◆ Exercise prompt
Every entry needs to be printed exactly, please.

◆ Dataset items
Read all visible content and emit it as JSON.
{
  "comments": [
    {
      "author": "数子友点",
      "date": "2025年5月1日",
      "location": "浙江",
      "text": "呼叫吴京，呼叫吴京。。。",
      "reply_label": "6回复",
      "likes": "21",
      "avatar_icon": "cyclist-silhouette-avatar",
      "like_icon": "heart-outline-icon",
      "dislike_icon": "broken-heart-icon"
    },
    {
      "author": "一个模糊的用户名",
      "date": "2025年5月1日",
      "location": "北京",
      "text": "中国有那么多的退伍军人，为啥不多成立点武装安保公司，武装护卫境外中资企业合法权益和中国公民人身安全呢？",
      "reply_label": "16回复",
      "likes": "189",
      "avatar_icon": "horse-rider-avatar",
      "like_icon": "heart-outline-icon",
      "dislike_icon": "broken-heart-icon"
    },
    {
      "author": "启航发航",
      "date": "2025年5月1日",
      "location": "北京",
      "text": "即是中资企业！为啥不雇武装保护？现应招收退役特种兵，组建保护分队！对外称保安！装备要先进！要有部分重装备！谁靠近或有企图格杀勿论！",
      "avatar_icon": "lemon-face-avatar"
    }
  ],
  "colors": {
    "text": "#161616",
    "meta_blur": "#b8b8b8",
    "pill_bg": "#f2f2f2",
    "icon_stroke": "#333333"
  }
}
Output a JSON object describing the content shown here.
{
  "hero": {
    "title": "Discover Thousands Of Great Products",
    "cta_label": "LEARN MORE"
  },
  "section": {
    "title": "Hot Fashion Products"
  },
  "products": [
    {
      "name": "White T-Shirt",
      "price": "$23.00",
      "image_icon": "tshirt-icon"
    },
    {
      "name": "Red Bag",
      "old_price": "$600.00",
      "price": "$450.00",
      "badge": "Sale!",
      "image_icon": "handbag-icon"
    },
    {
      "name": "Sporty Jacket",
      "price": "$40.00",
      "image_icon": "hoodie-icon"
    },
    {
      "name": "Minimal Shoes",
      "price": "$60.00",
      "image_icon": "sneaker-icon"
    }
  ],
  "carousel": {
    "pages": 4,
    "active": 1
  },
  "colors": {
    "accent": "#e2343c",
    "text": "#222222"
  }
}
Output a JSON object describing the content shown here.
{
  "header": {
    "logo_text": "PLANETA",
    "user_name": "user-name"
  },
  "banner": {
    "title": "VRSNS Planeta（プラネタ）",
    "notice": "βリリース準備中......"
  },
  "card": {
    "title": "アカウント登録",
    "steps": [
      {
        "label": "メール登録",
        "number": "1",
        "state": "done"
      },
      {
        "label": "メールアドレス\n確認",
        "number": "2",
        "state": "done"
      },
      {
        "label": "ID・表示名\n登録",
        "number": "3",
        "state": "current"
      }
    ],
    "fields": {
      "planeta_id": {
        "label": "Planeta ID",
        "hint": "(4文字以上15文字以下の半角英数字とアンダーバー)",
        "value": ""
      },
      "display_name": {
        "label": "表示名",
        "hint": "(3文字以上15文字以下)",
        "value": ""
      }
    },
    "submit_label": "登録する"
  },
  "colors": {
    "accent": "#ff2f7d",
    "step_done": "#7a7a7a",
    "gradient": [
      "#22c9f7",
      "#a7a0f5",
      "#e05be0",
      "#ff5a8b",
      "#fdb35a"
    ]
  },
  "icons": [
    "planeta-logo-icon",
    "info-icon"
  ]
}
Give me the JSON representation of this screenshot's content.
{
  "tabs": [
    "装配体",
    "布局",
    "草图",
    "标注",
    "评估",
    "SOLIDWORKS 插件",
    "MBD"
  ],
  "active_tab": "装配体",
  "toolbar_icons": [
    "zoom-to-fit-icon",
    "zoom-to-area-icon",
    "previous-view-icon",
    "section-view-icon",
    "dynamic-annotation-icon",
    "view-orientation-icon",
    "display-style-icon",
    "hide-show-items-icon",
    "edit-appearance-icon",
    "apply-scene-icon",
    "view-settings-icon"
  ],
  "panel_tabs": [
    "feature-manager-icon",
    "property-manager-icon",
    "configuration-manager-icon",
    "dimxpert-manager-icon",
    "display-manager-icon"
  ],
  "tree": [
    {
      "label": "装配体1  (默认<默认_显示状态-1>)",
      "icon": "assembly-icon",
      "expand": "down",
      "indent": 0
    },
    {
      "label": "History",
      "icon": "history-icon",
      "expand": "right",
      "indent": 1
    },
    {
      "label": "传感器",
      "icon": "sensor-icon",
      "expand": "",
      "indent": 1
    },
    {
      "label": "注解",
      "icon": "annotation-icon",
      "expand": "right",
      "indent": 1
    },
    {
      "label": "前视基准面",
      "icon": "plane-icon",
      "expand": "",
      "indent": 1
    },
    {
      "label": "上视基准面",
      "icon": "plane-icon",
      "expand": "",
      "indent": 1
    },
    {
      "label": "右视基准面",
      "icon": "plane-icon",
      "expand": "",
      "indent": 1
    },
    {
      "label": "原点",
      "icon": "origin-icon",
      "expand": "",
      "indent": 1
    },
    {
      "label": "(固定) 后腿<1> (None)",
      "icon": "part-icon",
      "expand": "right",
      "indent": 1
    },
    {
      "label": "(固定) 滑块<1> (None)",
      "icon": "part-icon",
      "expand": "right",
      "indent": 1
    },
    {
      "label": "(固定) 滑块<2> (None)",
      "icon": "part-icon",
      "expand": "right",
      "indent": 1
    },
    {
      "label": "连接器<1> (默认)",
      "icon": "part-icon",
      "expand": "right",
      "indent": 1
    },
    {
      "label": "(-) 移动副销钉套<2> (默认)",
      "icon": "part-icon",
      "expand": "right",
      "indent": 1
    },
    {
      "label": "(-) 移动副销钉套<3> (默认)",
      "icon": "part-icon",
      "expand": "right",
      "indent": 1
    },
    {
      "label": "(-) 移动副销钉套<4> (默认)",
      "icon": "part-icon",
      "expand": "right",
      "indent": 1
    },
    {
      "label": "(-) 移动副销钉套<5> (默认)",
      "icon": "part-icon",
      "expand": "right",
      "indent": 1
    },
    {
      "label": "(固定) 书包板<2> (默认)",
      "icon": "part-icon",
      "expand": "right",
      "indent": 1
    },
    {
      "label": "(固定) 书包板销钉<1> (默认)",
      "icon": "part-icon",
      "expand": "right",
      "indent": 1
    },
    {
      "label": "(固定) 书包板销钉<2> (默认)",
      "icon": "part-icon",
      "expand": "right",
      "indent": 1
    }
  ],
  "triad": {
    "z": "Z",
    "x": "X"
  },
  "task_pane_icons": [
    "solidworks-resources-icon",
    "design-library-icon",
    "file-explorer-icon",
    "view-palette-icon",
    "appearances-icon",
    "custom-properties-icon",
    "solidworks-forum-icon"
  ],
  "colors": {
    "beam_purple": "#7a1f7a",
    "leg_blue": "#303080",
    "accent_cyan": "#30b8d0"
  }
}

◆ Worked solution
Read all visible content and emit it as JSON.
{
  "comments": [
    {
      "author": "数子友点",
      "date": "2025年5月1日",
      "location": "浙江",
      "text": "呼叫吴京，呼叫吴京。。。",
      "reply_label": "6回复",
      "likes": "21",
      "avatar_icon": "cyclist-silhouette-avatar",
      "like_icon": "heart-outline-icon",
      "dislike_icon": "broken-heart-icon"
    },
    {
      "author": "一个模糊的用户名",
      "date": "2025年5月1日",
      "location": "北京",
      "text": "中国有那么多的退伍军人，为啥不多成立点武装安保公司，武装护卫境外中资企业合法权益和中国公民人身安全呢？",
      "reply_label": "16回复",
      "likes": "189",
      "avatar_icon": "horse-rider-avatar",
      "like_icon": "heart-outline-icon",
      "dislike_icon": "broken-heart-icon"
    },
    {
      "author": "启航发航",
      "date": "2025年5月1日",
      "location": "北京",
      "text": "即是中资企业！为啥不雇武装保护？现应招收退役特种兵，组建保护分队！对外称保安！装备要先进！要有部分重装备！谁靠近或有企图格杀勿论！",
      "avatar_icon": "lemon-face-avatar"
    }
  ],
  "colors": {
    "text": "#161616",
    "meta_blur": "#b8b8b8",
    "pill_bg": "#f2f2f2",
    "icon_stroke": "#333333"
  }
}
Output a JSON object describing the content shown here.
{
  "hero": {
    "title": "Discover Thousands Of Great Products",
    "cta_label": "LEARN MORE"
  },
  "section": {
    "title": "Hot Fashion Products"
  },
  "products": [
    {
      "name": "White T-Shirt",
      "price": "$23.00",
      "image_icon": "tshirt-icon"
    },
    {
      "name": "Red Bag",
      "old_price": "$600.00",
      "price": "$450.00",
      "badge": "Sale!",
      "image_icon": "handbag-icon"
    },
    {
      "name": "Sporty Jacket",
      "price": "$40.00",
      "image_icon": "hoodie-icon"
    },
    {
      "name": "Minimal Shoes",
      "price": "$60.00",
      "image_icon": "sneaker-icon"
    }
  ],
  "carousel": {
    "pages": 4,
    "active": 1
  },
  "colors": {
    "accent": "#e2343c",
    "text": "#222222"
  }
}
Output a JSON object describing the content shown here.
{
  "header": {
    "logo_text": "PLANETA",
    "user_name": "user-name"
  },
  "banner": {
    "title": "VRSNS Planeta（プラネタ）",
    "notice": "βリリース準備中......"
  },
  "card": {
    "title": "アカウント登録",
    "steps": [
      {
        "label": "メール登録",
        "number": "1",
        "state": "done"
      },
      {
        "label": "メールアドレス\n確認",
        "number": "2",
        "state": "done"
      },
      {
        "label": "ID・表示名\n登録",
        "number": "3",
        "state": "current"
      }
    ],
    "fields": {
      "planeta_id": {
        "label": "Planeta ID",
        "hint": "(4文字以上15文字以下の半角英数字とアンダーバー)",
        "value": ""
      },
      "display_name": {
        "label": "表示名",
        "hint": "(3文字以上15文字以下)",
        "value": ""
      }
    },
    "submit_label": "登録する"
  },
  "colors": {
    "accent": "#ff2f7d",
    "step_done": "#7a7a7a",
    "gradient": [
      "#22c9f7",
      "#a7a0f5",
      "#e05be0",
      "#ff5a8b",
      "#fdb35a"
    ]
  },
  "icons": [
    "planeta-logo-icon",
    "info-icon"
  ]
}
Give me the JSON representation of this screenshot's content.
{
  "tabs": [
    "装配体",
    "布局",
    "草图",
    "标注",
    "评估",
    "SOLIDWORKS 插件",
    "MBD"
  ],
  "active_tab": "装配体",
  "toolbar_icons": [
    "zoom-to-fit-icon",
    "zoom-to-area-icon",
    "previous-view-icon",
    "section-view-icon",
    "dynamic-annotation-icon",
    "view-orientation-icon",
    "display-style-icon",
    "hide-show-items-icon",
    "edit-appearance-icon",
    "apply-scene-icon",
    "view-settings-icon"
  ],
  "panel_tabs": [
    "feature-manager-icon",
    "property-manager-icon",
    "configuration-manager-icon",
    "dimxpert-manager-icon",
    "display-manager-icon"
  ],
  "tree": [
    {
      "label": "装配体1  (默认<默认_显示状态-1>)",
      "icon": "assembly-icon",
      "expand": "down",
      "indent": 0
    },
    {
      "label": "History",
      "icon": "history-icon",
      "expand": "right",
      "indent": 1
    },
    {
      "label": "传感器",
      "icon": "sensor-icon",
      "expand": "",
      "indent": 1
    },
    {
      "label": "注解",
      "icon": "annotation-icon",
      "expand": "right",
      "indent": 1
    },
    {
      "label": "前视基准面",
      "icon": "plane-icon",
      "expand": "",
      "indent": 1
    },
    {
      "label": "上视基准面",
      "icon": "plane-icon",
      "expand": "",
      "indent": 1
    },
    {
      "label": "右视基准面",
      "icon": "plane-icon",
      "expand": "",
      "indent": 1
    },
    {
      "label": "原点",
      "icon": "origin-icon",
      "expand": "",
      "indent": 1
    },
    {
      "label": "(固定) 后腿<1> (None)",
      "icon": "part-icon",
      "expand": "right",
      "indent": 1
    },
    {
      "label": "(固定) 滑块<1> (None)",
      "icon": "part-icon",
      "expand": "right",
      "indent": 1
    },
    {
      "label": "(固定) 滑块<2> (None)",
      "icon": "part-icon",
      "expand": "right",
      "indent": 1
    },
    {
      "label": "连接器<1> (默认)",
      "icon": "part-icon",
      "expand": "right",
      "indent": 1
    },
    {
      "label": "(-) 移动副销钉套<2> (默认)",
      "icon": "part-icon",
      "expand": "right",
      "indent": 1
    },
    {
      "label": "(-) 移动副销钉套<3> (默认)",
      "icon": "part-icon",
      "expand": "right",
      "indent": 1
    },
    {
      "label": "(-) 移动副销钉套<4> (默认)",
      "icon": "part-icon",
      "expand": "right",
      "indent": 1
    },
    {
      "label": "(-) 移动副销钉套<5> (默认)",
      "icon": "part-icon",
      "expand": "right",
      "indent": 1
    },
    {
      "label": "(固定) 书包板<2> (默认)",
      "icon": "part-icon",
      "expand": "right",
      "indent": 1
    },
    {
      "label": "(固定) 书包板销钉<1> (默认)",
      "icon": "part-icon",
      "expand": "right",
      "indent": 1
    },
    {
      "label": "(固定) 书包板销钉<2> (默认)",
      "icon": "part-icon",
      "expand": "right",
      "indent": 1
    }
  ],
  "triad": {
    "z": "Z",
    "x": "X"
  },
  "task_pane_icons": [
    "solidworks-resources-icon",
    "design-library-icon",
    "file-explorer-icon",
    "view-palette-icon",
    "appearances-icon",
    "custom-properties-icon",
    "solidworks-forum-icon"
  ],
  "colors": {
    "beam_purple": "#7a1f7a",
    "leg_blue": "#303080",
    "accent_cyan": "#30b8d0"
  }
}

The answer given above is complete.